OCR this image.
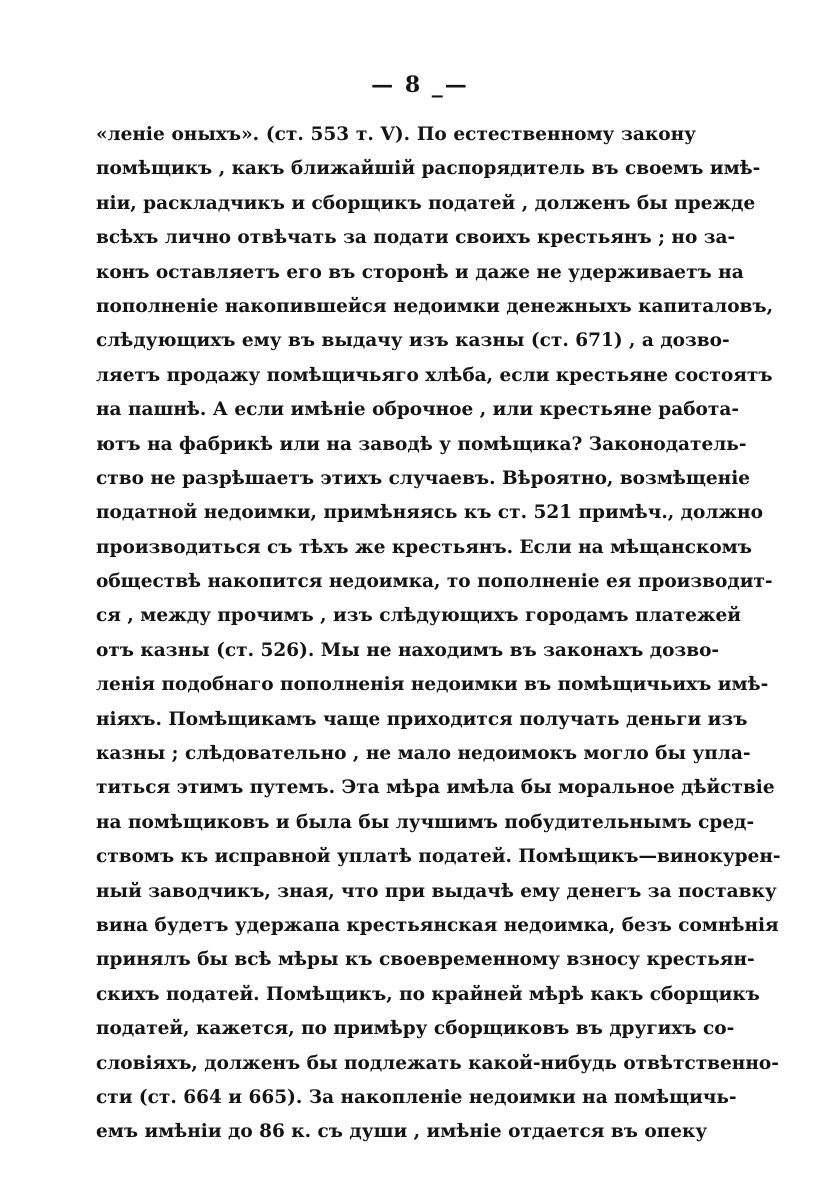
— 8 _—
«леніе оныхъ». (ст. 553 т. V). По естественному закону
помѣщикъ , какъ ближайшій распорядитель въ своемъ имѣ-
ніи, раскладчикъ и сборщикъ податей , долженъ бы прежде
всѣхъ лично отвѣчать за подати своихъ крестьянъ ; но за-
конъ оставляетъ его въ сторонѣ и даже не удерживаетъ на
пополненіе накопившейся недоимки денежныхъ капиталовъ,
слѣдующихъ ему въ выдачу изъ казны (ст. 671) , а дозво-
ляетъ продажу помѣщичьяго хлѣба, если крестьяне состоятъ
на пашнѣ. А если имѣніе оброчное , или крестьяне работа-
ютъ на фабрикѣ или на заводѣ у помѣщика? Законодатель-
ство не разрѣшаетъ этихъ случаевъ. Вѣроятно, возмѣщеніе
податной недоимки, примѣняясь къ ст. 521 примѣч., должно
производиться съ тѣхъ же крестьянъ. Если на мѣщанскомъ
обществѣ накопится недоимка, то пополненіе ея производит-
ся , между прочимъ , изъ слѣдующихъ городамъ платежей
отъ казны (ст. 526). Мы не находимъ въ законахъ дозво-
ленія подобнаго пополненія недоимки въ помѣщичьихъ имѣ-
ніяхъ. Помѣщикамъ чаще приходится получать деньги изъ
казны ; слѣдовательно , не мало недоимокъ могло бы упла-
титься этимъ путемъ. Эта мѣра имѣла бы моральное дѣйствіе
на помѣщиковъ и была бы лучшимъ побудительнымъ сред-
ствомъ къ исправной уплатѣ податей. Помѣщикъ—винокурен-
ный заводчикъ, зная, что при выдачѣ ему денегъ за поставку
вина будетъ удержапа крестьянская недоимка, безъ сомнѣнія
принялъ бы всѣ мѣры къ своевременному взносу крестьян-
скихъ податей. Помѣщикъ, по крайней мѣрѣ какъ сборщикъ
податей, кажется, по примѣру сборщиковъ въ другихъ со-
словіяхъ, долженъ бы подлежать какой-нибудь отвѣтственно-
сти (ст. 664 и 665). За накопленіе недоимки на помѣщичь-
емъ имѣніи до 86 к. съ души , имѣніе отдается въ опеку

__________________________________________________

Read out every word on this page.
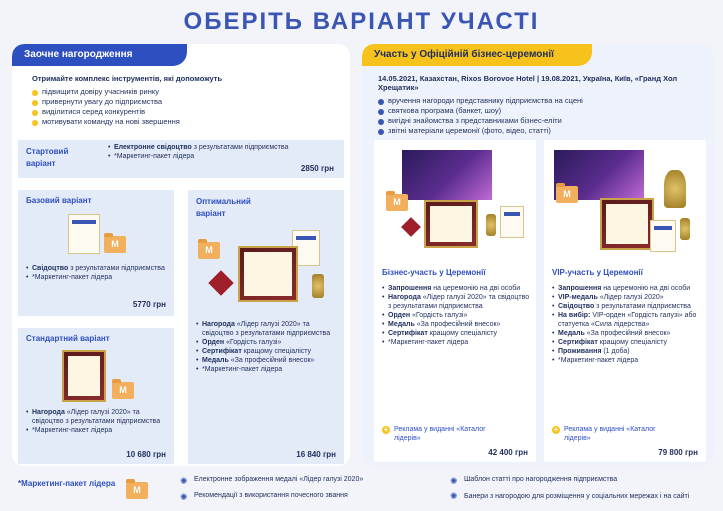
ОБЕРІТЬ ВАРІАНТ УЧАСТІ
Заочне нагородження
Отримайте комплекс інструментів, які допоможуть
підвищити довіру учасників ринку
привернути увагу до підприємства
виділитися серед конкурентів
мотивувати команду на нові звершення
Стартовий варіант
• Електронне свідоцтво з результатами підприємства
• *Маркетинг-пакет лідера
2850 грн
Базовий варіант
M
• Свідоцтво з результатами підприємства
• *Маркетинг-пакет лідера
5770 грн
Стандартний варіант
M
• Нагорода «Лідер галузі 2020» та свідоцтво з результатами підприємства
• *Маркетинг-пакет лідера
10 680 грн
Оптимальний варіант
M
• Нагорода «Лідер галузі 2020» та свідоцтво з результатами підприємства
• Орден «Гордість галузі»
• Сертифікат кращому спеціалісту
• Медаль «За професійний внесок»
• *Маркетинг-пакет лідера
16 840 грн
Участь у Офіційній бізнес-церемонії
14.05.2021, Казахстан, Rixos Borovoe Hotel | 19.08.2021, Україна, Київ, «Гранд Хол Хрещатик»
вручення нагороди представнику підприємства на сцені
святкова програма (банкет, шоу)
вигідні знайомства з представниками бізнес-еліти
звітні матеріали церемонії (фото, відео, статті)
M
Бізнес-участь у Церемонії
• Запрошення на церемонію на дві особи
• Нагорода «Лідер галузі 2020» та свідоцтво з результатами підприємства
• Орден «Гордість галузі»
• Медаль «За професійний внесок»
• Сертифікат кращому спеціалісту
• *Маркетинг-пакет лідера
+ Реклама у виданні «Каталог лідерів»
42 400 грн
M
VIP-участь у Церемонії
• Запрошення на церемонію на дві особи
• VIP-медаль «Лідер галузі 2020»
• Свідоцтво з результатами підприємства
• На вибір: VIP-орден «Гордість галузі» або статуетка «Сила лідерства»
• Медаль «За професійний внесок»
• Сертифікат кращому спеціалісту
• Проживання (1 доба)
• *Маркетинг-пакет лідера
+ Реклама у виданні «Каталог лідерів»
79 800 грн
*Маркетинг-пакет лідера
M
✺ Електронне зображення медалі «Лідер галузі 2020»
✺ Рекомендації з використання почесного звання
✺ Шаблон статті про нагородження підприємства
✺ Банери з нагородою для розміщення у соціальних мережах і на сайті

__________________________________________________

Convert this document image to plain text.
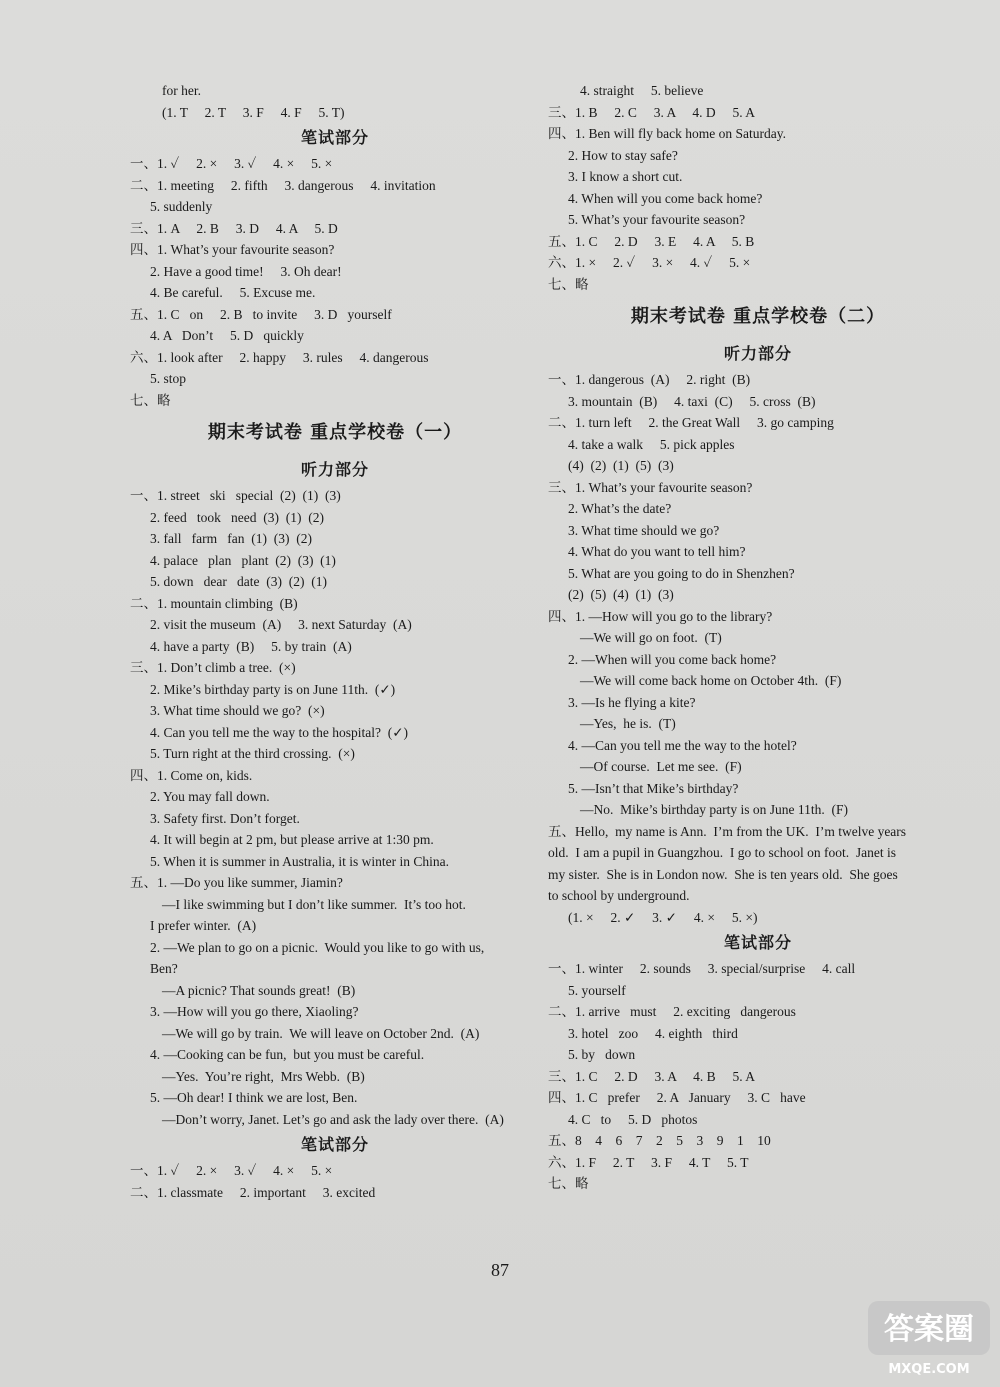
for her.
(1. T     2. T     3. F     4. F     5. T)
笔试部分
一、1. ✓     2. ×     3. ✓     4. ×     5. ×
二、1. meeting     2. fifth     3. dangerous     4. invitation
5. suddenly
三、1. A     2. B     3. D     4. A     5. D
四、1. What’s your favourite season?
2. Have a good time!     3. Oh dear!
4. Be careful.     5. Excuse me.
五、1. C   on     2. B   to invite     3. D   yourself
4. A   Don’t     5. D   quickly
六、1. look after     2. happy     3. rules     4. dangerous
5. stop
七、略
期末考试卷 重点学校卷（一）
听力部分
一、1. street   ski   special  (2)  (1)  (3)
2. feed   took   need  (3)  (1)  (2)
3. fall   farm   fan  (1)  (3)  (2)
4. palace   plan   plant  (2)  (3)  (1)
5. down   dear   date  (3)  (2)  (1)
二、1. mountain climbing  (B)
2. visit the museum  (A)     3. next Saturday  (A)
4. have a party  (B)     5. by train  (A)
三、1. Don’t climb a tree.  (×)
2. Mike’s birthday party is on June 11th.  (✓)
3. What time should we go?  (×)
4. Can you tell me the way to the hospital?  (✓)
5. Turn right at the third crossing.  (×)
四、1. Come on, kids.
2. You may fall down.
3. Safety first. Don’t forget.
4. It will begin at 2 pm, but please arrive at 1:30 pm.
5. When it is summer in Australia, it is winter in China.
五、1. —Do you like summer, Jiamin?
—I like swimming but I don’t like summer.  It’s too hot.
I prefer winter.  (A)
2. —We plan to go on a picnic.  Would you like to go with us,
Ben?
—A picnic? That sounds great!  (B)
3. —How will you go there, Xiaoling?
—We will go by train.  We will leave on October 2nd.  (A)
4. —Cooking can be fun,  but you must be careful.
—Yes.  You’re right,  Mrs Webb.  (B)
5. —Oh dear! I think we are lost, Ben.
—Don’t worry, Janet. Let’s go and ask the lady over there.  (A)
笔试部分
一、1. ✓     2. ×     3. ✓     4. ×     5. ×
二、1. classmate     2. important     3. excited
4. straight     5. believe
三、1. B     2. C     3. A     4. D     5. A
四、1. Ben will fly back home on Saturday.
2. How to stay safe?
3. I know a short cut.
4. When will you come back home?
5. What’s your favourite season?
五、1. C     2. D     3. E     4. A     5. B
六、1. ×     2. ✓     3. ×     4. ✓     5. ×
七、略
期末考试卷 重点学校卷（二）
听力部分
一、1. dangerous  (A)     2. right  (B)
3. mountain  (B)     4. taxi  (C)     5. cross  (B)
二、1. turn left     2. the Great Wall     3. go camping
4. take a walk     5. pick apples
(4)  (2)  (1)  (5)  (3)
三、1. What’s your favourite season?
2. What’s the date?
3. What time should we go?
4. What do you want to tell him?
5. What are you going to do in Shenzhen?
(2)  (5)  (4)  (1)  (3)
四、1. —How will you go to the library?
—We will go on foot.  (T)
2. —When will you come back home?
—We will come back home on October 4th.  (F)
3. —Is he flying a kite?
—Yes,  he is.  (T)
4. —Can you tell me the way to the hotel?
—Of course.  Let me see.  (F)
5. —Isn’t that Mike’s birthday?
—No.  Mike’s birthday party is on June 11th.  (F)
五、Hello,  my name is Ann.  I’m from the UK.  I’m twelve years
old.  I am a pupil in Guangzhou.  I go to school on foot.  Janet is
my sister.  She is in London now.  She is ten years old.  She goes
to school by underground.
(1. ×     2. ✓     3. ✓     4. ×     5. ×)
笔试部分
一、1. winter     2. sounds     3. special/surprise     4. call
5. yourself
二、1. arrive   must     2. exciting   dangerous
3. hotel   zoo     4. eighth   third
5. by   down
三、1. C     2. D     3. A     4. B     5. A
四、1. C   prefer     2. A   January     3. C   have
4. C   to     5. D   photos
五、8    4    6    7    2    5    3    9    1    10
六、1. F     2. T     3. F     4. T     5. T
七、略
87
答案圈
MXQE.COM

__________________________________________________

### BRIEF
From the listing above, collect each line in which the string "this" appears.

### SOLUTION
OCR this image.
Read out every word on this page.
Convert this document image to plain text.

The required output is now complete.